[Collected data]

● ● ● ● ● ● ●

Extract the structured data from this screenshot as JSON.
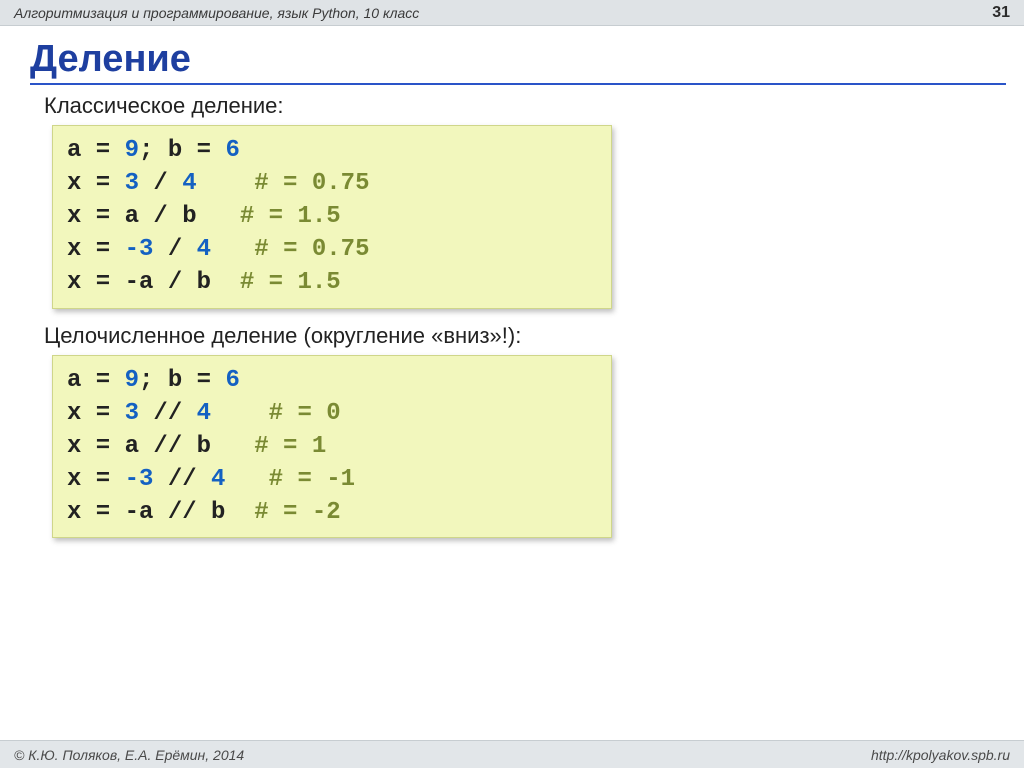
{
  "header": {
    "course": "Алгоритмизация и программирование, язык Python, 10 класс",
    "page_number": "31"
  },
  "title": "Деление",
  "section1": {
    "label": "Классическое деление:",
    "code": {
      "l1": {
        "t1": "a = ",
        "n1": "9",
        "t2": "; b = ",
        "n2": "6"
      },
      "l2": {
        "t1": "x = ",
        "n1": "3",
        "t2": " / ",
        "n2": "4",
        "pad": "    ",
        "c": "# = 0.75"
      },
      "l3": {
        "t1": "x = a / b   ",
        "c": "# = 1.5"
      },
      "l4": {
        "t1": "x = ",
        "n1": "-3",
        "t2": " / ",
        "n2": "4",
        "pad": "   ",
        "c": "# = 0.75"
      },
      "l5": {
        "t1": "x = -a / b  ",
        "c": "# = 1.5"
      }
    }
  },
  "section2": {
    "label": "Целочисленное деление (округление «вниз»!):",
    "code": {
      "l1": {
        "t1": "a = ",
        "n1": "9",
        "t2": "; b = ",
        "n2": "6"
      },
      "l2": {
        "t1": "x = ",
        "n1": "3",
        "t2": " // ",
        "n2": "4",
        "pad": "    ",
        "c": "# = 0"
      },
      "l3": {
        "t1": "x = a // b   ",
        "c": "# = 1"
      },
      "l4": {
        "t1": "x = ",
        "n1": "-3",
        "t2": " // ",
        "n2": "4",
        "pad": "   ",
        "c": "# = -1"
      },
      "l5": {
        "t1": "x = -a // b  ",
        "c": "# = -2"
      }
    }
  },
  "footer": {
    "copyright": "© К.Ю. Поляков, Е.А. Ерёмин, 2014",
    "url": "http://kpolyakov.spb.ru"
  }
}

● ● ● ● ● ● ●

### TASK REQUIREMENTS
Retype the entries word for word. Omit any images.

### REPLY
Extract the structured data from this screenshot as JSON.
{
  "header": {
    "course": "Алгоритмизация и программирование, язык Python, 10 класс",
    "page_number": "31"
  },
  "title": "Деление",
  "section1": {
    "label": "Классическое деление:",
    "code": {
      "l1": {
        "t1": "a = ",
        "n1": "9",
        "t2": "; b = ",
        "n2": "6"
      },
      "l2": {
        "t1": "x = ",
        "n1": "3",
        "t2": " / ",
        "n2": "4",
        "pad": "    ",
        "c": "# = 0.75"
      },
      "l3": {
        "t1": "x = a / b   ",
        "c": "# = 1.5"
      },
      "l4": {
        "t1": "x = ",
        "n1": "-3",
        "t2": " / ",
        "n2": "4",
        "pad": "   ",
        "c": "# = 0.75"
      },
      "l5": {
        "t1": "x = -a / b  ",
        "c": "# = 1.5"
      }
    }
  },
  "section2": {
    "label": "Целочисленное деление (округление «вниз»!):",
    "code": {
      "l1": {
        "t1": "a = ",
        "n1": "9",
        "t2": "; b = ",
        "n2": "6"
      },
      "l2": {
        "t1": "x = ",
        "n1": "3",
        "t2": " // ",
        "n2": "4",
        "pad": "    ",
        "c": "# = 0"
      },
      "l3": {
        "t1": "x = a // b   ",
        "c": "# = 1"
      },
      "l4": {
        "t1": "x = ",
        "n1": "-3",
        "t2": " // ",
        "n2": "4",
        "pad": "   ",
        "c": "# = -1"
      },
      "l5": {
        "t1": "x = -a // b  ",
        "c": "# = -2"
      }
    }
  },
  "footer": {
    "copyright": "© К.Ю. Поляков, Е.А. Ерёмин, 2014",
    "url": "http://kpolyakov.spb.ru"
  }
}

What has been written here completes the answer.